Your response must consist of one number: how many lines in this material contain the word "changes".
(Working data)
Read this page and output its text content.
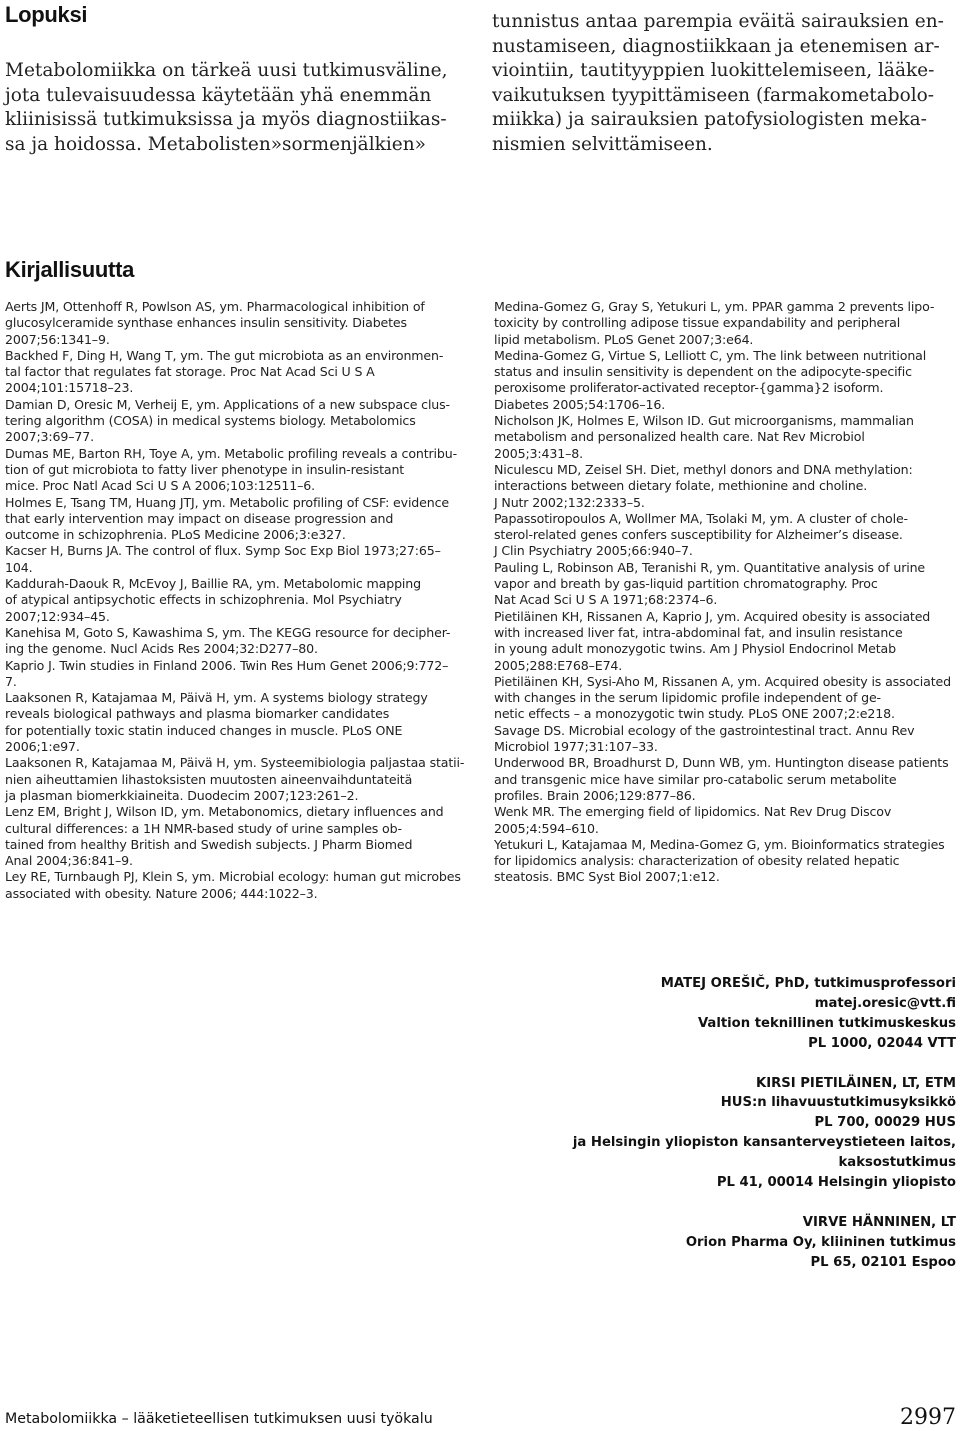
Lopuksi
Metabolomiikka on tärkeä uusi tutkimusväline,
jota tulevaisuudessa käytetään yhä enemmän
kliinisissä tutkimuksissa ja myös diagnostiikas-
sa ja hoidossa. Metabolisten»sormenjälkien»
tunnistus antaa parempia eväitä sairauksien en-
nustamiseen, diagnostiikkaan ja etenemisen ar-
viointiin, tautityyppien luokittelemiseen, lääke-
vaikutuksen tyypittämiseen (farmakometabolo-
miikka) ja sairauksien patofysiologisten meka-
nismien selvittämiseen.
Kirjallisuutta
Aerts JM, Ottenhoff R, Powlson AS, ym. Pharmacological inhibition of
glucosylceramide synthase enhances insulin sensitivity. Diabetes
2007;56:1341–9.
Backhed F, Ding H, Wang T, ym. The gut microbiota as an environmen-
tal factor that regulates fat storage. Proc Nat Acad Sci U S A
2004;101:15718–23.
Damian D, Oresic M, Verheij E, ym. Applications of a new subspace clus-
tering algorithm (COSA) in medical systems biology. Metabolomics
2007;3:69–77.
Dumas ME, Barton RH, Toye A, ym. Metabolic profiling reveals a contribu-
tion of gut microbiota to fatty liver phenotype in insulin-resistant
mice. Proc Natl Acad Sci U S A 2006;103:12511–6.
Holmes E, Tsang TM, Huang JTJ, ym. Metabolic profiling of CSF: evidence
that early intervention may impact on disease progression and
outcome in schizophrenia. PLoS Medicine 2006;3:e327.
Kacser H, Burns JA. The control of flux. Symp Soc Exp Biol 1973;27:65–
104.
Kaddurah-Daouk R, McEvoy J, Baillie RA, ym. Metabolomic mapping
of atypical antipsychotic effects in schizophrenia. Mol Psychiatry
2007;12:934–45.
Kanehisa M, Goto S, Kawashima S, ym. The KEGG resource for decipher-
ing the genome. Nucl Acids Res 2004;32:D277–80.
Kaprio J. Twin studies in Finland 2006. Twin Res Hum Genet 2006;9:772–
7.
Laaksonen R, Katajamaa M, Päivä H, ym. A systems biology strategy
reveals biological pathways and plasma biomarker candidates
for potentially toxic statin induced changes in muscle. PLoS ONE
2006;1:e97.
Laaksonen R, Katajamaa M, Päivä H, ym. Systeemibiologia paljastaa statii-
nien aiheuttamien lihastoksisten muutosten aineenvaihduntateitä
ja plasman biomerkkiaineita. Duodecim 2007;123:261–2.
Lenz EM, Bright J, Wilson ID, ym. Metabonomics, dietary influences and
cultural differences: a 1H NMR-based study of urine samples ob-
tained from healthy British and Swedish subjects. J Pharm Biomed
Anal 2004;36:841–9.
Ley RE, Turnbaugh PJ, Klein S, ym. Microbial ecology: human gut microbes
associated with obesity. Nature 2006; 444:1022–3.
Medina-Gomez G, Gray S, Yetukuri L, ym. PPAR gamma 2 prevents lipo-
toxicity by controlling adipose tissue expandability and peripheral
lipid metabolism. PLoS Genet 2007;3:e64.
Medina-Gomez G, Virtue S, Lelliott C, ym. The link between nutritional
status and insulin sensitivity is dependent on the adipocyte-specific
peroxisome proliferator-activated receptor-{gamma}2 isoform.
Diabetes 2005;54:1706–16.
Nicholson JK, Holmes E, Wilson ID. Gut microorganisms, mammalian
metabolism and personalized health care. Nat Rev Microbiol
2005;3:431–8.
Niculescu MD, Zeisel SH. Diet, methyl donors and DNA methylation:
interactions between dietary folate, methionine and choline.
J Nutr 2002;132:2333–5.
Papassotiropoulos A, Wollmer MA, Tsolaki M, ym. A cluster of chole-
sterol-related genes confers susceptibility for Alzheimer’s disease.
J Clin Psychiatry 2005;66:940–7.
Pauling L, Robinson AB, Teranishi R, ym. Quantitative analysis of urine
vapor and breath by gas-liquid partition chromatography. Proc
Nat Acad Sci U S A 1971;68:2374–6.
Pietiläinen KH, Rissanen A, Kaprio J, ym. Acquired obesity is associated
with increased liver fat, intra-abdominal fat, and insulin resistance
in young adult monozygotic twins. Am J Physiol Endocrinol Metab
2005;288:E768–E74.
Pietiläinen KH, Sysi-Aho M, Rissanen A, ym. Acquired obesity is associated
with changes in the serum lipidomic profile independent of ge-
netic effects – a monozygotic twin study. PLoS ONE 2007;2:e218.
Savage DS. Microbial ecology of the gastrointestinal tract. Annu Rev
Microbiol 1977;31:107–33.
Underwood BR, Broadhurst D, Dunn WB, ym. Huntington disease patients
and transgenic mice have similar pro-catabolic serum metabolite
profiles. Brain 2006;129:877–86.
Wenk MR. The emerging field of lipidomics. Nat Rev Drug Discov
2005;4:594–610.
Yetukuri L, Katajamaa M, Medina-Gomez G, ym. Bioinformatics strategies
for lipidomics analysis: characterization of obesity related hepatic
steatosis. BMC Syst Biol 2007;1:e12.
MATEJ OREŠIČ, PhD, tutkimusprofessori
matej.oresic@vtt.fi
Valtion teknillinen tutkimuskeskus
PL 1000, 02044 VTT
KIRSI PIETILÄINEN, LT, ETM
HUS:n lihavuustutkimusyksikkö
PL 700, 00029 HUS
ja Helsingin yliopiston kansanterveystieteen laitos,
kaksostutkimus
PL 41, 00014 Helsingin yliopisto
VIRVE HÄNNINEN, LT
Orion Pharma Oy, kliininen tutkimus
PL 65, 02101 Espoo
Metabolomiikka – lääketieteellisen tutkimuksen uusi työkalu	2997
(End Working data)
(Working data)
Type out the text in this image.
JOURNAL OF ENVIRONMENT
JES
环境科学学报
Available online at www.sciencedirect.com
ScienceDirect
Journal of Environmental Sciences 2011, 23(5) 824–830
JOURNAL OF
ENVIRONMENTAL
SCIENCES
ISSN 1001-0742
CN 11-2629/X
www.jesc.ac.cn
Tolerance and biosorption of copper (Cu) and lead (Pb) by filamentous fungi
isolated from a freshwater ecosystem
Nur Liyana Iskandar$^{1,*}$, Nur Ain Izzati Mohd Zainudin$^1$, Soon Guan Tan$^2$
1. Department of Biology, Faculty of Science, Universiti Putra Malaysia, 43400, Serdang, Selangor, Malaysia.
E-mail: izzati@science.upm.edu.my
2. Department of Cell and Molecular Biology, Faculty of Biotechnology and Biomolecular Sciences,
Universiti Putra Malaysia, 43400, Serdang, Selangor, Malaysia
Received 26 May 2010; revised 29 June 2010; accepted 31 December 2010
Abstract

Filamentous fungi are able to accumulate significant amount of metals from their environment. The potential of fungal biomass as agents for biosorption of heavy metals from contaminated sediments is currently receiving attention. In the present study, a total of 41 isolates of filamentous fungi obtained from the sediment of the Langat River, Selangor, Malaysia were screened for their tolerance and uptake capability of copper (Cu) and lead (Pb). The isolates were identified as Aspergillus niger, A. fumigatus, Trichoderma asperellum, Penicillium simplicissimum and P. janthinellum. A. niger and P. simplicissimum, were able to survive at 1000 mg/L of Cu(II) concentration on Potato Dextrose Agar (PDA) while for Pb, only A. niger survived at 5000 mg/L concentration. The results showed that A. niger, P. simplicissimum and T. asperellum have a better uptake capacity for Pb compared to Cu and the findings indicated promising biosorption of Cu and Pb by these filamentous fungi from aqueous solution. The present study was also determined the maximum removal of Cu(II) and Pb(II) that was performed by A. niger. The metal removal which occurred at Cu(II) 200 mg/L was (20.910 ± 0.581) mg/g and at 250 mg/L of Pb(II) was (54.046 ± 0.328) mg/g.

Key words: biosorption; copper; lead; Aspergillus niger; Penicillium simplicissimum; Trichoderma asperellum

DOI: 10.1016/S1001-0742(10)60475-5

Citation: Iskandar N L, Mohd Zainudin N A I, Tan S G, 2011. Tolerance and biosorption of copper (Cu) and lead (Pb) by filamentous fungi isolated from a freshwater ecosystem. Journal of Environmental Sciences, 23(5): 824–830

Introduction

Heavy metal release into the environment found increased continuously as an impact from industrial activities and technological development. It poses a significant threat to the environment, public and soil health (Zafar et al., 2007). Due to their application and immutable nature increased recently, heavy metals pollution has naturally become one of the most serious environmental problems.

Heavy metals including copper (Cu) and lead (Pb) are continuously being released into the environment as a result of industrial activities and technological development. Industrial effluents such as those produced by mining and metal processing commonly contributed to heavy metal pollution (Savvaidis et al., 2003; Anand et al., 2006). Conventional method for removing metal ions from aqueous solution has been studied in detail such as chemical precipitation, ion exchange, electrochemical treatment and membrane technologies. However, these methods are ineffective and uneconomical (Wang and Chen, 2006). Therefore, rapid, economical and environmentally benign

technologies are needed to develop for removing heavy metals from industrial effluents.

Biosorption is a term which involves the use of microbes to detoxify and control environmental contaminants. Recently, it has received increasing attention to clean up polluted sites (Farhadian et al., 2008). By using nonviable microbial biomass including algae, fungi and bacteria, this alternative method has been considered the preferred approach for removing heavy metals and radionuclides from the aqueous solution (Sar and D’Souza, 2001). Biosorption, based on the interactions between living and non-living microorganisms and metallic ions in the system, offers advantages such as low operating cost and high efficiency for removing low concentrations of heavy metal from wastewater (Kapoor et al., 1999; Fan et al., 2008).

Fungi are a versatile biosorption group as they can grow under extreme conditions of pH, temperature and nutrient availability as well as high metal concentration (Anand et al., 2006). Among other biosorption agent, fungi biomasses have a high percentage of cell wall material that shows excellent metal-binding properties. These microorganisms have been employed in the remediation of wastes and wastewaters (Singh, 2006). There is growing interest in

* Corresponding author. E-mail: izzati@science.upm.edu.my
(End Working data)
Response box
2